__Task material__:
────

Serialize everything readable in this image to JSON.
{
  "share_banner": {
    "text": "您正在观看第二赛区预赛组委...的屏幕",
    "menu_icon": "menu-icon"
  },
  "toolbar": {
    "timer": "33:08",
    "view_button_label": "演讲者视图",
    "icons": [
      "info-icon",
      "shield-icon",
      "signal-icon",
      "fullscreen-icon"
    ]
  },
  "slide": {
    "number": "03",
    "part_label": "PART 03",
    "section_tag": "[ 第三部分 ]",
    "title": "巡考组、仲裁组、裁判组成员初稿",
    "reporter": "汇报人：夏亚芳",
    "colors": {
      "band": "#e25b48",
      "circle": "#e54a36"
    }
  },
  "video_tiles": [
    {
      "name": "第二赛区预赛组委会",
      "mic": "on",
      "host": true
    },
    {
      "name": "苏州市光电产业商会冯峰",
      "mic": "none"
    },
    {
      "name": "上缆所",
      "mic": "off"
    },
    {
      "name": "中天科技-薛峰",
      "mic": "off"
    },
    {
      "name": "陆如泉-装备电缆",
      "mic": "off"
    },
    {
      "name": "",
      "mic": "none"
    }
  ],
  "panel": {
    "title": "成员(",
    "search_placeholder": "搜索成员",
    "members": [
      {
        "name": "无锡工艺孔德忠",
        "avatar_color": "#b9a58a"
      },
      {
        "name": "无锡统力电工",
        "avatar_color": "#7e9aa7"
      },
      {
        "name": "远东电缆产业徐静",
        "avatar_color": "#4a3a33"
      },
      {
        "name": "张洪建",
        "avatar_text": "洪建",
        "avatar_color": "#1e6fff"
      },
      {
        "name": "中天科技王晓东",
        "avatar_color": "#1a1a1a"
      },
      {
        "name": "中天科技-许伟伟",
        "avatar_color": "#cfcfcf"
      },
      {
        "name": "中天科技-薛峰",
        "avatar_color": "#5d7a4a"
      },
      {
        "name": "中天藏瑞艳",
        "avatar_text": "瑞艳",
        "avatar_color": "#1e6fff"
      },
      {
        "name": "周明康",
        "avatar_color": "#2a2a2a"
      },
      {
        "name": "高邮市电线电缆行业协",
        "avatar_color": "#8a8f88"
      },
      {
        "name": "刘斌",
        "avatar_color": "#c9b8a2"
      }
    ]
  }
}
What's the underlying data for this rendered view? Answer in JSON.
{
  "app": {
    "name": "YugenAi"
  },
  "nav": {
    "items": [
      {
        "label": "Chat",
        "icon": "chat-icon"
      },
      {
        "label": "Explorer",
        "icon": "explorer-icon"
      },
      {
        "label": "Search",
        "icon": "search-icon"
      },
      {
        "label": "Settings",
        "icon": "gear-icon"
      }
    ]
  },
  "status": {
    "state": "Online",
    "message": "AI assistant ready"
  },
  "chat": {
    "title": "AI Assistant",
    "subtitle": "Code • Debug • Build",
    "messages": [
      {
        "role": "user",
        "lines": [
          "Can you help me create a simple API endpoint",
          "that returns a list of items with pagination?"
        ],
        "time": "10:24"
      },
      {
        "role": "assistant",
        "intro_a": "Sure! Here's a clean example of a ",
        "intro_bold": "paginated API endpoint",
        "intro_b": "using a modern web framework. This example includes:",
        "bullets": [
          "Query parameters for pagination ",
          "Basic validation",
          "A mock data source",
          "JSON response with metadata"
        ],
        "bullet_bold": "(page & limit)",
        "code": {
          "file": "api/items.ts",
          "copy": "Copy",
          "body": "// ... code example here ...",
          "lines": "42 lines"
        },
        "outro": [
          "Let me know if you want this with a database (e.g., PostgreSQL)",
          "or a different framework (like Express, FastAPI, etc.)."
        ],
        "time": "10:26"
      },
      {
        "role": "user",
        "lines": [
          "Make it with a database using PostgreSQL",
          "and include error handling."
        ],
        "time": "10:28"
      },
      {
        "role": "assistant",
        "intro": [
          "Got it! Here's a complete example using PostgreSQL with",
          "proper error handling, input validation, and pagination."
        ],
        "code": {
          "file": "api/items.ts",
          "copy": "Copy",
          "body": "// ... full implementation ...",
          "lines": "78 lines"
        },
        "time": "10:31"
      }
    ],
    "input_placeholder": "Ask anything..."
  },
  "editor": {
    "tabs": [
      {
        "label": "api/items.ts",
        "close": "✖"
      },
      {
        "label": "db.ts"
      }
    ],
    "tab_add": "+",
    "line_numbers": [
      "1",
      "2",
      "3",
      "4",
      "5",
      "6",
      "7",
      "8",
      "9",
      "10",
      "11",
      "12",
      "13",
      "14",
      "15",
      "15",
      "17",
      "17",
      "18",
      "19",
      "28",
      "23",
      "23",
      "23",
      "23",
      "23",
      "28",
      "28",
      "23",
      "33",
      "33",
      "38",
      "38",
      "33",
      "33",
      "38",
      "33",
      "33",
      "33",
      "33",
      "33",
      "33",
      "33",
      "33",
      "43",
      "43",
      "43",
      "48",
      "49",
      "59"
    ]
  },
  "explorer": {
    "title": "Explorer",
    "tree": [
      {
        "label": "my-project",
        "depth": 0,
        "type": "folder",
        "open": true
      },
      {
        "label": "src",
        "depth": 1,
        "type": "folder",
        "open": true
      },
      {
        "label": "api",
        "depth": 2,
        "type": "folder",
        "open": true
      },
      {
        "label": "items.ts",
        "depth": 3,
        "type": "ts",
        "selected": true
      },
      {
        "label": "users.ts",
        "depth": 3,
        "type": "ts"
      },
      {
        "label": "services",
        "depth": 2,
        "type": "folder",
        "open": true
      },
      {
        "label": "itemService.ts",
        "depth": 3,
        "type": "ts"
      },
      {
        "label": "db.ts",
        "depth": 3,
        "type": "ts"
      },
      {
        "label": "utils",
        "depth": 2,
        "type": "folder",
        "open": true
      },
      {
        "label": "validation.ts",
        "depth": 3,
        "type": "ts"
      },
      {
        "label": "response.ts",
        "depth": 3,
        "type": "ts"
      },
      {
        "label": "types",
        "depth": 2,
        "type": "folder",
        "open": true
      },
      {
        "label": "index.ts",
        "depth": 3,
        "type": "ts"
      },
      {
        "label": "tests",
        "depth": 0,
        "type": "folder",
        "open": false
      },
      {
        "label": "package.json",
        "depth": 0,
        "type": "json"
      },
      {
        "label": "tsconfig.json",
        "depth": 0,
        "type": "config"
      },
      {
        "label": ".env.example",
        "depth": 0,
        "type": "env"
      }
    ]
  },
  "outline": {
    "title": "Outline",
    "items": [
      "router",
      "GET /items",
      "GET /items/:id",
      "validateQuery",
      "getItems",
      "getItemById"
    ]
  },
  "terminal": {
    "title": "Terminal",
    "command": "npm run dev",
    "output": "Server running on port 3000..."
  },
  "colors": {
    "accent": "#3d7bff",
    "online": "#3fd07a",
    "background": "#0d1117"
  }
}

────

__Exercise task__:
Exactly how many lines of the listing above contain the string "with"? Give no more than the number.

__Problem solution__:
5